Written problem ->
Return all of the data exactly as given.

Material provided ->
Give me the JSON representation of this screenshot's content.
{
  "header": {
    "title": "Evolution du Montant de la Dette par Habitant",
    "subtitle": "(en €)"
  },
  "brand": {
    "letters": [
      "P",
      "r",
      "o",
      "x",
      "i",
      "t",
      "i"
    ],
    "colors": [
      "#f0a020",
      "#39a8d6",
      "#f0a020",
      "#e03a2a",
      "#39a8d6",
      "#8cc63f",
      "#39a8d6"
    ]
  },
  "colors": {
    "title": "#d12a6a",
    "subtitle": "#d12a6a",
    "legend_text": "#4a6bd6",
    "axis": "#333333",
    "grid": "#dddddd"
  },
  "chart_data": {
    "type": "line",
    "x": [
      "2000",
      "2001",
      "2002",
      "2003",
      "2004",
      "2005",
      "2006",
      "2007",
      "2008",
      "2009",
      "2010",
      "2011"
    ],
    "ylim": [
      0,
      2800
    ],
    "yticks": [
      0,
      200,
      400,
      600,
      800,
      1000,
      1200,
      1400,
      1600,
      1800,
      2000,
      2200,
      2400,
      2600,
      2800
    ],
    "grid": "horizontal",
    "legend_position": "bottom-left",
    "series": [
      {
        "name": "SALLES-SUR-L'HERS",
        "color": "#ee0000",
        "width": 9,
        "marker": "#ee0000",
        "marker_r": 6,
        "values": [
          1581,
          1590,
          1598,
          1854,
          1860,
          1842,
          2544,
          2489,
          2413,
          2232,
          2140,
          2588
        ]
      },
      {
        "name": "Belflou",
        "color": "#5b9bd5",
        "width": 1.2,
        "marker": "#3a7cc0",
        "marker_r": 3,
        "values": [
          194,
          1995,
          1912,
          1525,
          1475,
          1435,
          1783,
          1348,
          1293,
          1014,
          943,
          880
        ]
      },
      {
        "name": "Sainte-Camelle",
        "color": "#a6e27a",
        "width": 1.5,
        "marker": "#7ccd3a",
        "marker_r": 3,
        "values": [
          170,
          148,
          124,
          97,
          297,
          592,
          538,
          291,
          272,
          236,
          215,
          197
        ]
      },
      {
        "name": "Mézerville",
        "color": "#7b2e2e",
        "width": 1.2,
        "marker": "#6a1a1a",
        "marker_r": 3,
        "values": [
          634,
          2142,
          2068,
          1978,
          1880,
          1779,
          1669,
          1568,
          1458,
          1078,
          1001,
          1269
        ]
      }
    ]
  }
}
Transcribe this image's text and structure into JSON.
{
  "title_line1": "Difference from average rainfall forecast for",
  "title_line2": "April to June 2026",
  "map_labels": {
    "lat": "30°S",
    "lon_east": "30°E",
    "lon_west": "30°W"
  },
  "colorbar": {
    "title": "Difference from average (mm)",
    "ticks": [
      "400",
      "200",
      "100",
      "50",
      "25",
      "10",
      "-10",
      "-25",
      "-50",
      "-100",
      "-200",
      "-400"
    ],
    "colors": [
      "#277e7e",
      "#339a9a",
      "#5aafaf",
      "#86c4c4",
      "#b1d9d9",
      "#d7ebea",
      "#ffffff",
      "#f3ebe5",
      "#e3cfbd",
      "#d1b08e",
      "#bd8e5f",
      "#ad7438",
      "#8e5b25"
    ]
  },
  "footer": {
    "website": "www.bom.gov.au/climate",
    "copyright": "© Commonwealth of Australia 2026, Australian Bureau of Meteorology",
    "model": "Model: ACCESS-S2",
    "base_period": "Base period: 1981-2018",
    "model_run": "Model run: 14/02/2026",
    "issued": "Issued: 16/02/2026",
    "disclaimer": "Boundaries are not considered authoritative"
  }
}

Final result ->
Give me the JSON representation of this screenshot's content.
{
  "header": {
    "title": "Evolution du Montant de la Dette par Habitant",
    "subtitle": "(en €)"
  },
  "brand": {
    "letters": [
      "P",
      "r",
      "o",
      "x",
      "i",
      "t",
      "i"
    ],
    "colors": [
      "#f0a020",
      "#39a8d6",
      "#f0a020",
      "#e03a2a",
      "#39a8d6",
      "#8cc63f",
      "#39a8d6"
    ]
  },
  "colors": {
    "title": "#d12a6a",
    "subtitle": "#d12a6a",
    "legend_text": "#4a6bd6",
    "axis": "#333333",
    "grid": "#dddddd"
  },
  "chart_data": {
    "type": "line",
    "x": [
      "2000",
      "2001",
      "2002",
      "2003",
      "2004",
      "2005",
      "2006",
      "2007",
      "2008",
      "2009",
      "2010",
      "2011"
    ],
    "ylim": [
      0,
      2800
    ],
    "yticks": [
      0,
      200,
      400,
      600,
      800,
      1000,
      1200,
      1400,
      1600,
      1800,
      2000,
      2200,
      2400,
      2600,
      2800
    ],
    "grid": "horizontal",
    "legend_position": "bottom-left",
    "series": [
      {
        "name": "SALLES-SUR-L'HERS",
        "color": "#ee0000",
        "width": 9,
        "marker": "#ee0000",
        "marker_r": 6,
        "values": [
          1581,
          1590,
          1598,
          1854,
          1860,
          1842,
          2544,
          2489,
          2413,
          2232,
          2140,
          2588
        ]
      },
      {
        "name": "Belflou",
        "color": "#5b9bd5",
        "width": 1.2,
        "marker": "#3a7cc0",
        "marker_r": 3,
        "values": [
          194,
          1995,
          1912,
          1525,
          1475,
          1435,
          1783,
          1348,
          1293,
          1014,
          943,
          880
        ]
      },
      {
        "name": "Sainte-Camelle",
        "color": "#a6e27a",
        "width": 1.5,
        "marker": "#7ccd3a",
        "marker_r": 3,
        "values": [
          170,
          148,
          124,
          97,
          297,
          592,
          538,
          291,
          272,
          236,
          215,
          197
        ]
      },
      {
        "name": "Mézerville",
        "color": "#7b2e2e",
        "width": 1.2,
        "marker": "#6a1a1a",
        "marker_r": 3,
        "values": [
          634,
          2142,
          2068,
          1978,
          1880,
          1779,
          1669,
          1568,
          1458,
          1078,
          1001,
          1269
        ]
      }
    ]
  }
}
Transcribe this image's text and structure into JSON.
{
  "title_line1": "Difference from average rainfall forecast for",
  "title_line2": "April to June 2026",
  "map_labels": {
    "lat": "30°S",
    "lon_east": "30°E",
    "lon_west": "30°W"
  },
  "colorbar": {
    "title": "Difference from average (mm)",
    "ticks": [
      "400",
      "200",
      "100",
      "50",
      "25",
      "10",
      "-10",
      "-25",
      "-50",
      "-100",
      "-200",
      "-400"
    ],
    "colors": [
      "#277e7e",
      "#339a9a",
      "#5aafaf",
      "#86c4c4",
      "#b1d9d9",
      "#d7ebea",
      "#ffffff",
      "#f3ebe5",
      "#e3cfbd",
      "#d1b08e",
      "#bd8e5f",
      "#ad7438",
      "#8e5b25"
    ]
  },
  "footer": {
    "website": "www.bom.gov.au/climate",
    "copyright": "© Commonwealth of Australia 2026, Australian Bureau of Meteorology",
    "model": "Model: ACCESS-S2",
    "base_period": "Base period: 1981-2018",
    "model_run": "Model run: 14/02/2026",
    "issued": "Issued: 16/02/2026",
    "disclaimer": "Boundaries are not considered authoritative"
  }
}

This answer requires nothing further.